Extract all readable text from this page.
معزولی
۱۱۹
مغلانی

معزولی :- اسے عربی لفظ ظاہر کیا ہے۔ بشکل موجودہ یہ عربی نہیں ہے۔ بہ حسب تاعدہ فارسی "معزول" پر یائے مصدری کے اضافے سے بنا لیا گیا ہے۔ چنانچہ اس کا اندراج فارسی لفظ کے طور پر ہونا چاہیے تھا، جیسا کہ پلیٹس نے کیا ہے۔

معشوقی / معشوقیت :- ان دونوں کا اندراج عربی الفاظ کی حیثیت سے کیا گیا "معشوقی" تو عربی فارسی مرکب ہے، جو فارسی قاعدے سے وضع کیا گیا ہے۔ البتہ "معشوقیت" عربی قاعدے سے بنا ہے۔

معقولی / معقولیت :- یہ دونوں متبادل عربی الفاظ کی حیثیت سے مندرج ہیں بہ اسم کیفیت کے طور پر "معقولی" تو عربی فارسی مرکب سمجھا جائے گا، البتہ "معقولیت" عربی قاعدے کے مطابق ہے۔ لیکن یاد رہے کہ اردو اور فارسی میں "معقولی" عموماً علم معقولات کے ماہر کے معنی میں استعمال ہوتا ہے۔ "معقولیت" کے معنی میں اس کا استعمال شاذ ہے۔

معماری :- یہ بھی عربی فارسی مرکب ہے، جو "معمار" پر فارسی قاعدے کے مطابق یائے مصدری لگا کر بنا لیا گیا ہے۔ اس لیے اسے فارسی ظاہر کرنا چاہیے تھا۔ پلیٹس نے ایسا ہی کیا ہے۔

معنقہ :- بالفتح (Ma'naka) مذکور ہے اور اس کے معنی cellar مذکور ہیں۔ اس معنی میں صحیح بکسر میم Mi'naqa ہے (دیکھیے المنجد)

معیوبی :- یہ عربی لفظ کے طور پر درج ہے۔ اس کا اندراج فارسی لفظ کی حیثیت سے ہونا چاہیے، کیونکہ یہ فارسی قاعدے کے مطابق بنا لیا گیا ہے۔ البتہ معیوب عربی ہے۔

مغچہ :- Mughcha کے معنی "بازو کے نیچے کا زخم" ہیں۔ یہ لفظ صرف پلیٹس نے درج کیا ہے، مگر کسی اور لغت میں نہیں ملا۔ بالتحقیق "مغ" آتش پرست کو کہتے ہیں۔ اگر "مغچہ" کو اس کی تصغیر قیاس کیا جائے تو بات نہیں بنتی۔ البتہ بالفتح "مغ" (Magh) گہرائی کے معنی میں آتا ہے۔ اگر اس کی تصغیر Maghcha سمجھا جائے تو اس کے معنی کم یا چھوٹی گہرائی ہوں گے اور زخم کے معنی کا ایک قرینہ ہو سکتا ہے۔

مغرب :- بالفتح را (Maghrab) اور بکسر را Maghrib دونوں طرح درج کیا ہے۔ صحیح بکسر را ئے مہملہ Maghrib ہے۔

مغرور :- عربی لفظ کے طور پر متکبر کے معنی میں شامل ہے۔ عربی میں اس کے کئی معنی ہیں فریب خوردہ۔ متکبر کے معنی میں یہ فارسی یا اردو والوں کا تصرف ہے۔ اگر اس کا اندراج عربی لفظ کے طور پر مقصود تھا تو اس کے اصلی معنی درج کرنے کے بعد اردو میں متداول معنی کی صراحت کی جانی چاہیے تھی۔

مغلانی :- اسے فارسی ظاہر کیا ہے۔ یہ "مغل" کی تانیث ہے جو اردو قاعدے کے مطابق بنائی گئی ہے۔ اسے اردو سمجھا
______________________________
### Aim of the task
Output the data above exactly, please, line for line.

### Solution to this exercise
Extract all readable text from this page.
معزولی
۱۱۹
مغلانی

معزولی :- اسے عربی لفظ ظاہر کیا ہے۔ بشکل موجودہ یہ عربی نہیں ہے۔ بہ حسب تاعدہ فارسی "معزول" پر یائے مصدری کے اضافے سے بنا لیا گیا ہے۔ چنانچہ اس کا اندراج فارسی لفظ کے طور پر ہونا چاہیے تھا، جیسا کہ پلیٹس نے کیا ہے۔

معشوقی / معشوقیت :- ان دونوں کا اندراج عربی الفاظ کی حیثیت سے کیا گیا "معشوقی" تو عربی فارسی مرکب ہے، جو فارسی قاعدے سے وضع کیا گیا ہے۔ البتہ "معشوقیت" عربی قاعدے سے بنا ہے۔

معقولی / معقولیت :- یہ دونوں متبادل عربی الفاظ کی حیثیت سے مندرج ہیں بہ اسم کیفیت کے طور پر "معقولی" تو عربی فارسی مرکب سمجھا جائے گا، البتہ "معقولیت" عربی قاعدے کے مطابق ہے۔ لیکن یاد رہے کہ اردو اور فارسی میں "معقولی" عموماً علم معقولات کے ماہر کے معنی میں استعمال ہوتا ہے۔ "معقولیت" کے معنی میں اس کا استعمال شاذ ہے۔

معماری :- یہ بھی عربی فارسی مرکب ہے، جو "معمار" پر فارسی قاعدے کے مطابق یائے مصدری لگا کر بنا لیا گیا ہے۔ اس لیے اسے فارسی ظاہر کرنا چاہیے تھا۔ پلیٹس نے ایسا ہی کیا ہے۔

معنقہ :- بالفتح (Ma'naka) مذکور ہے اور اس کے معنی cellar مذکور ہیں۔ اس معنی میں صحیح بکسر میم Mi'naqa ہے (دیکھیے المنجد)

معیوبی :- یہ عربی لفظ کے طور پر درج ہے۔ اس کا اندراج فارسی لفظ کی حیثیت سے ہونا چاہیے، کیونکہ یہ فارسی قاعدے کے مطابق بنا لیا گیا ہے۔ البتہ معیوب عربی ہے۔

مغچہ :- Mughcha کے معنی "بازو کے نیچے کا زخم" ہیں۔ یہ لفظ صرف پلیٹس نے درج کیا ہے، مگر کسی اور لغت میں نہیں ملا۔ بالتحقیق "مغ" آتش پرست کو کہتے ہیں۔ اگر "مغچہ" کو اس کی تصغیر قیاس کیا جائے تو بات نہیں بنتی۔ البتہ بالفتح "مغ" (Magh) گہرائی کے معنی میں آتا ہے۔ اگر اس کی تصغیر Maghcha سمجھا جائے تو اس کے معنی کم یا چھوٹی گہرائی ہوں گے اور زخم کے معنی کا ایک قرینہ ہو سکتا ہے۔

مغرب :- بالفتح را (Maghrab) اور بکسر را Maghrib دونوں طرح درج کیا ہے۔ صحیح بکسر را ئے مہملہ Maghrib ہے۔

مغرور :- عربی لفظ کے طور پر متکبر کے معنی میں شامل ہے۔ عربی میں اس کے کئی معنی ہیں فریب خوردہ۔ متکبر کے معنی میں یہ فارسی یا اردو والوں کا تصرف ہے۔ اگر اس کا اندراج عربی لفظ کے طور پر مقصود تھا تو اس کے اصلی معنی درج کرنے کے بعد اردو میں متداول معنی کی صراحت کی جانی چاہیے تھی۔

مغلانی :- اسے فارسی ظاہر کیا ہے۔ یہ "مغل" کی تانیث ہے جو اردو قاعدے کے مطابق بنائی گئی ہے۔ اسے اردو سمجھا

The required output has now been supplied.